Your task is to repeat the lines below exactly, excluding any pictures they contain.
___ Data to process ___
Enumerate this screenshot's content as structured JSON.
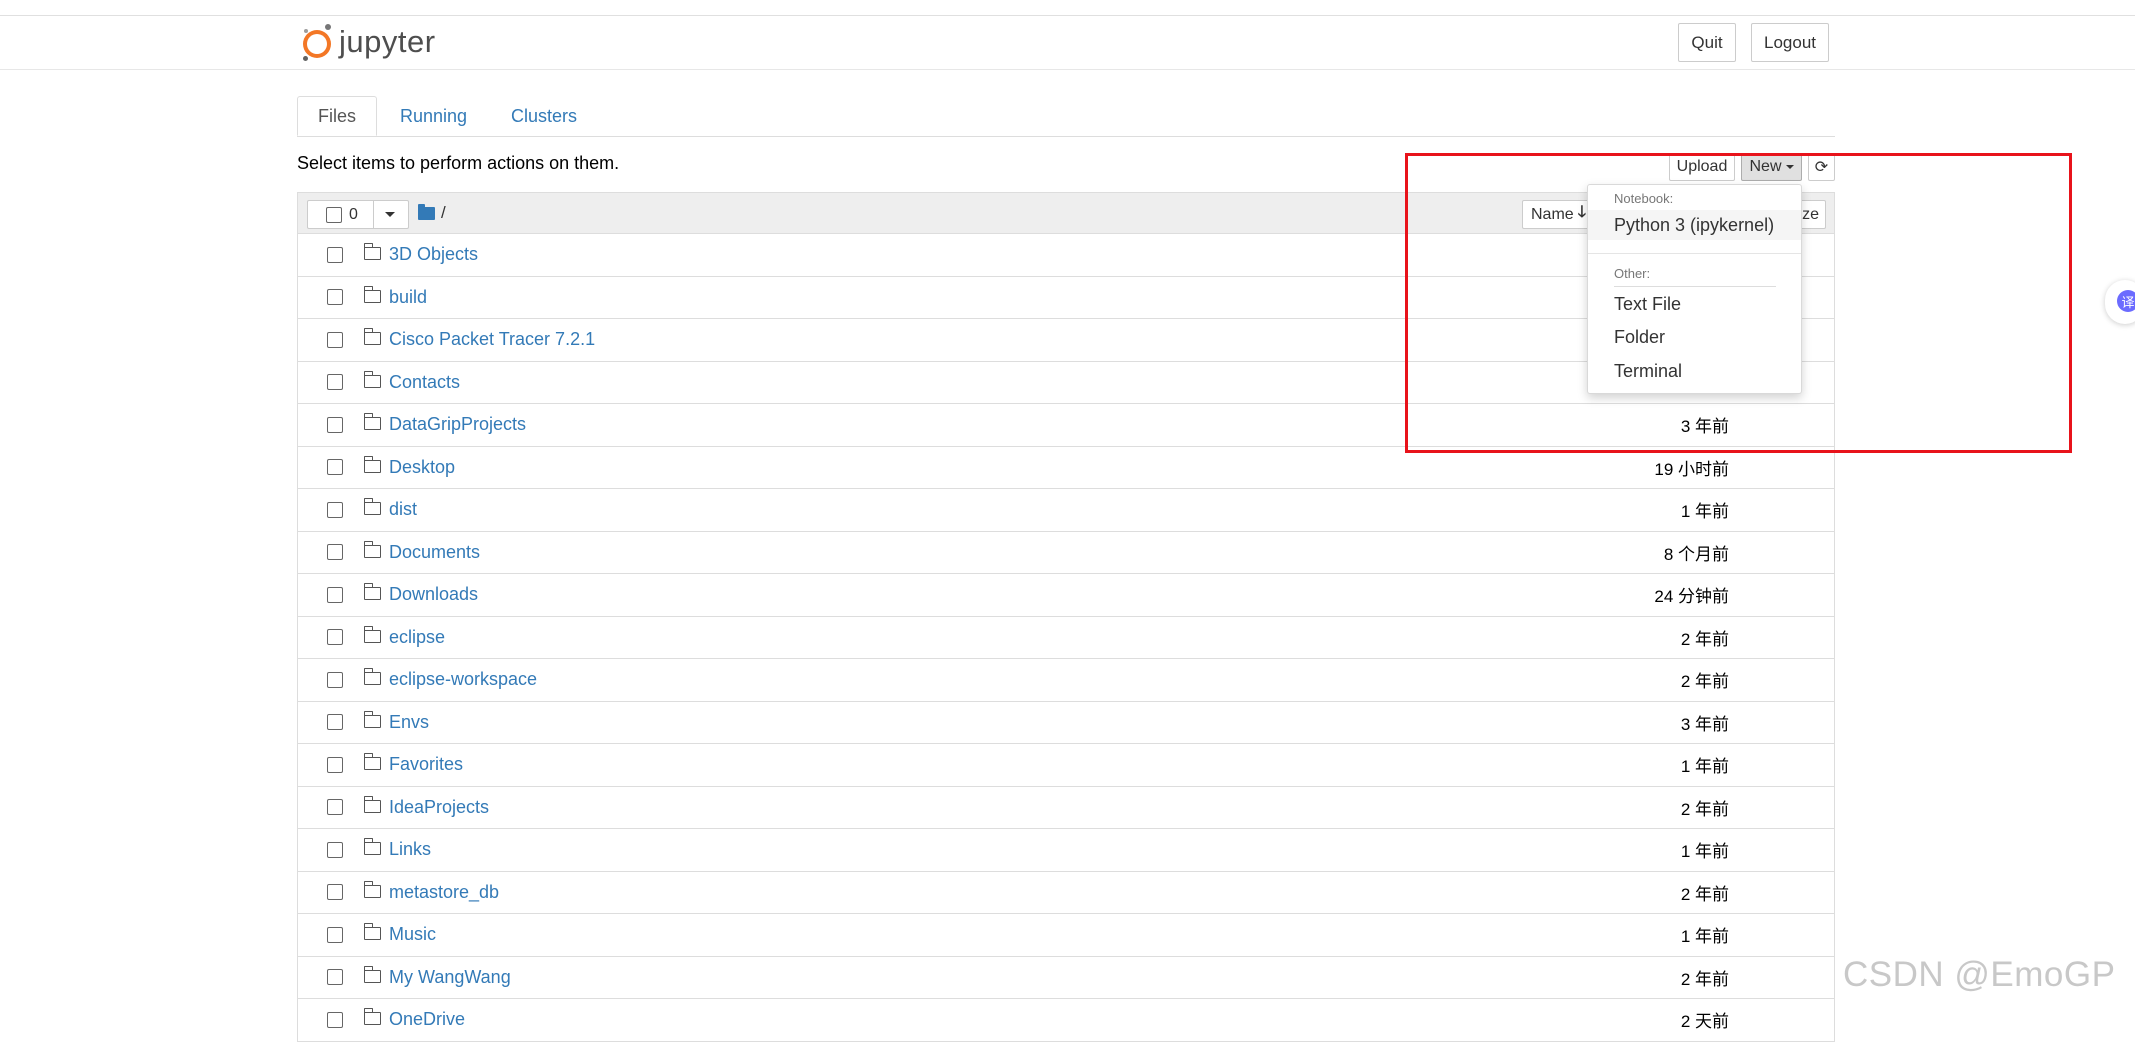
{
  "header": {
    "logo_text": "jupyter",
    "quit_label": "Quit",
    "logout_label": "Logout"
  },
  "tabs": [
    {
      "label": "Files"
    },
    {
      "label": "Running"
    },
    {
      "label": "Clusters"
    }
  ],
  "toolbar": {
    "hint": "Select items to perform actions on them.",
    "upload_label": "Upload",
    "new_label": "New",
    "refresh_icon": "refresh-icon"
  },
  "list_header": {
    "selected_count": "0",
    "breadcrumb": "/",
    "sort_name_label": "Name",
    "sort_name_icon": "arrow-down-icon",
    "sort_size_label": "ze"
  },
  "new_menu": {
    "notebook_header": "Notebook:",
    "python3": "Python 3 (ipykernel)",
    "other_header": "Other:",
    "text_file": "Text File",
    "folder": "Folder",
    "terminal": "Terminal"
  },
  "files": [
    {
      "name": "3D Objects",
      "modified": ""
    },
    {
      "name": "build",
      "modified": ""
    },
    {
      "name": "Cisco Packet Tracer 7.2.1",
      "modified": ""
    },
    {
      "name": "Contacts",
      "modified": ""
    },
    {
      "name": "DataGripProjects",
      "modified": "3 年前"
    },
    {
      "name": "Desktop",
      "modified": "19 小时前"
    },
    {
      "name": "dist",
      "modified": "1 年前"
    },
    {
      "name": "Documents",
      "modified": "8 个月前"
    },
    {
      "name": "Downloads",
      "modified": "24 分钟前"
    },
    {
      "name": "eclipse",
      "modified": "2 年前"
    },
    {
      "name": "eclipse-workspace",
      "modified": "2 年前"
    },
    {
      "name": "Envs",
      "modified": "3 年前"
    },
    {
      "name": "Favorites",
      "modified": "1 年前"
    },
    {
      "name": "IdeaProjects",
      "modified": "2 年前"
    },
    {
      "name": "Links",
      "modified": "1 年前"
    },
    {
      "name": "metastore_db",
      "modified": "2 年前"
    },
    {
      "name": "Music",
      "modified": "1 年前"
    },
    {
      "name": "My WangWang",
      "modified": "2 年前"
    },
    {
      "name": "OneDrive",
      "modified": "2 天前"
    }
  ],
  "watermark": "CSDN @EmoGP",
  "side_bubble_glyph": "译",
  "colors": {
    "link": "#337ab7",
    "jupyter_orange": "#f37726",
    "highlight": "#e8131b"
  }
}
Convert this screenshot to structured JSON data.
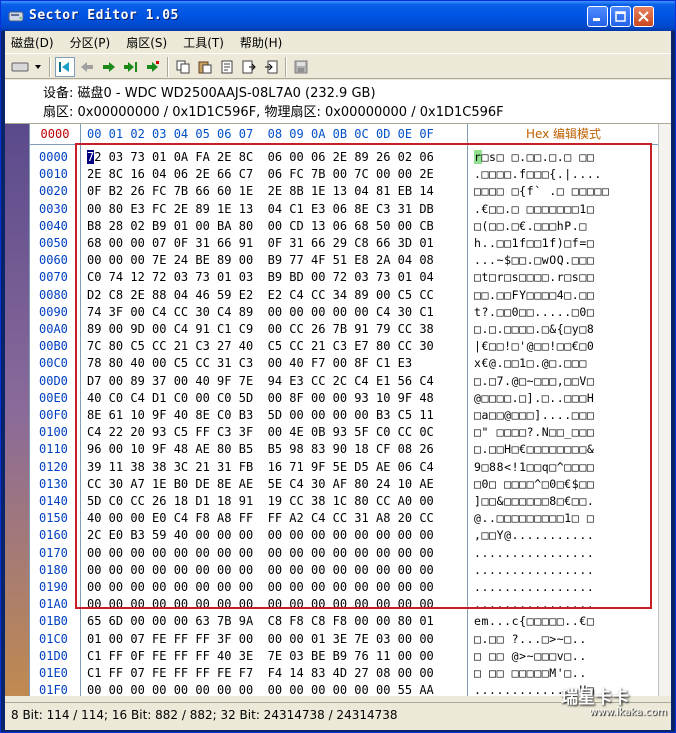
___
Response to the exercise:
Enumerate this screenshot's content as structured JSON.
{
  "header": {
    "logo_text": "jupyter",
    "quit_label": "Quit",
    "logout_label": "Logout"
  },
  "tabs": [
    {
      "label": "Files"
    },
    {
      "label": "Running"
    },
    {
      "label": "Clusters"
    }
  ],
  "toolbar": {
    "hint": "Select items to perform actions on them.",
    "upload_label": "Upload",
    "new_label": "New",
    "refresh_icon": "refresh-icon"
  },
  "list_header": {
    "selected_count": "0",
    "breadcrumb": "/",
    "sort_name_label": "Name",
    "sort_name_icon": "arrow-down-icon",
    "sort_size_label": "ze"
  },
  "new_menu": {
    "notebook_header": "Notebook:",
    "python3": "Python 3 (ipykernel)",
    "other_header": "Other:",
    "text_file": "Text File",
    "folder": "Folder",
    "terminal": "Terminal"
  },
  "files": [
    {
      "name": "3D Objects",
      "modified": ""
    },
    {
      "name": "build",
      "modified": ""
    },
    {
      "name": "Cisco Packet Tracer 7.2.1",
      "modified": ""
    },
    {
      "name": "Contacts",
      "modified": ""
    },
    {
      "name": "DataGripProjects",
      "modified": "3 年前"
    },
    {
      "name": "Desktop",
      "modified": "19 小时前"
    },
    {
      "name": "dist",
      "modified": "1 年前"
    },
    {
      "name": "Documents",
      "modified": "8 个月前"
    },
    {
      "name": "Downloads",
      "modified": "24 分钟前"
    },
    {
      "name": "eclipse",
      "modified": "2 年前"
    },
    {
      "name": "eclipse-workspace",
      "modified": "2 年前"
    },
    {
      "name": "Envs",
      "modified": "3 年前"
    },
    {
      "name": "Favorites",
      "modified": "1 年前"
    },
    {
      "name": "IdeaProjects",
      "modified": "2 年前"
    },
    {
      "name": "Links",
      "modified": "1 年前"
    },
    {
      "name": "metastore_db",
      "modified": "2 年前"
    },
    {
      "name": "Music",
      "modified": "1 年前"
    },
    {
      "name": "My WangWang",
      "modified": "2 年前"
    },
    {
      "name": "OneDrive",
      "modified": "2 天前"
    }
  ],
  "watermark": "CSDN @EmoGP",
  "side_bubble_glyph": "译",
  "colors": {
    "link": "#337ab7",
    "jupyter_orange": "#f37726",
    "highlight": "#e8131b"
  }
}
Convert this screenshot to structured JSON data.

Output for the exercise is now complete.